- Requirement -
Locate every line in the records below that contains the word "GATE", and copy each one.

- Data supplied -
◇ ◇ ◇ ◇
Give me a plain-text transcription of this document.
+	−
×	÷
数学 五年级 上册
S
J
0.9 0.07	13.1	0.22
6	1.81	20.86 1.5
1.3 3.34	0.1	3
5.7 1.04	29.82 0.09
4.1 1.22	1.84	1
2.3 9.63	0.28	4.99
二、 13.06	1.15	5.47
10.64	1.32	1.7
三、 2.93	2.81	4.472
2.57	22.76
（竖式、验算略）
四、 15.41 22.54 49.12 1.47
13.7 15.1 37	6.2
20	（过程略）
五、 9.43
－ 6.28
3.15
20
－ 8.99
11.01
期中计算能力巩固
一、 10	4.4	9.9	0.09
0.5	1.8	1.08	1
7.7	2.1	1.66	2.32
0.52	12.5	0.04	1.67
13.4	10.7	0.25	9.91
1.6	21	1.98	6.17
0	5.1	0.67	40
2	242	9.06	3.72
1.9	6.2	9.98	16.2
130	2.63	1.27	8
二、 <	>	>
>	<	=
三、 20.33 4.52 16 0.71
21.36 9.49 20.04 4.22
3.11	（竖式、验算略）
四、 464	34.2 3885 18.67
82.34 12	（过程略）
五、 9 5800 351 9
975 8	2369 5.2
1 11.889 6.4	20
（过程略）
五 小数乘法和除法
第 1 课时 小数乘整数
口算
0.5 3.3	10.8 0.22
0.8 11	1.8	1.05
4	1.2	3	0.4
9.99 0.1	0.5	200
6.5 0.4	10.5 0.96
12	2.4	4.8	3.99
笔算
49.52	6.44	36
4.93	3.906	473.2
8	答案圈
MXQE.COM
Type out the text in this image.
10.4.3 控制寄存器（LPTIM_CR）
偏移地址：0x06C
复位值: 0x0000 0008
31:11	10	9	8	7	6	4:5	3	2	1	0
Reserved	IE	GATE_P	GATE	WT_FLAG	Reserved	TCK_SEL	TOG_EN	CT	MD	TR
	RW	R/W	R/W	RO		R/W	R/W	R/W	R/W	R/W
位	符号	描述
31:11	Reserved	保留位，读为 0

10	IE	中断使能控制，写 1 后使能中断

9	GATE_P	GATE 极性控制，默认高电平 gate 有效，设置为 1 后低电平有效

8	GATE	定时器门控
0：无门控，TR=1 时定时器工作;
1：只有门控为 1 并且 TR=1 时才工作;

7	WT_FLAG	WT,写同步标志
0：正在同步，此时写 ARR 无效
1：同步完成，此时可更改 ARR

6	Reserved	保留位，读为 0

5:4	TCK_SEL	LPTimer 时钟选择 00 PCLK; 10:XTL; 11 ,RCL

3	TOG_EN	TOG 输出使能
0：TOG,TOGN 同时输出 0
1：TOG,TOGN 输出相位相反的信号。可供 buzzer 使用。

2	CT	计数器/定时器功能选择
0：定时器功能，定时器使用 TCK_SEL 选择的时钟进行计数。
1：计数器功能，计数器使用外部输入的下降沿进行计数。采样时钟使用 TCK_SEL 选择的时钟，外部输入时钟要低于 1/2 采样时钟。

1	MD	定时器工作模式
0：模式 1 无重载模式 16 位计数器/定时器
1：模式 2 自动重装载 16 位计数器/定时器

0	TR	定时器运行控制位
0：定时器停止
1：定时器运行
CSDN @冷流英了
◇ ◇ ◇ ◇
- The completed task -
Reserved	IE	GATE_P	GATE	WT_FLAG	Reserved	TCK_SEL	TOG_EN	CT	MD	TR
9	GATE_P	GATE 极性控制，默认高电平 gate 有效，设置为 1 后低电平有效
8	GATE	定时器门控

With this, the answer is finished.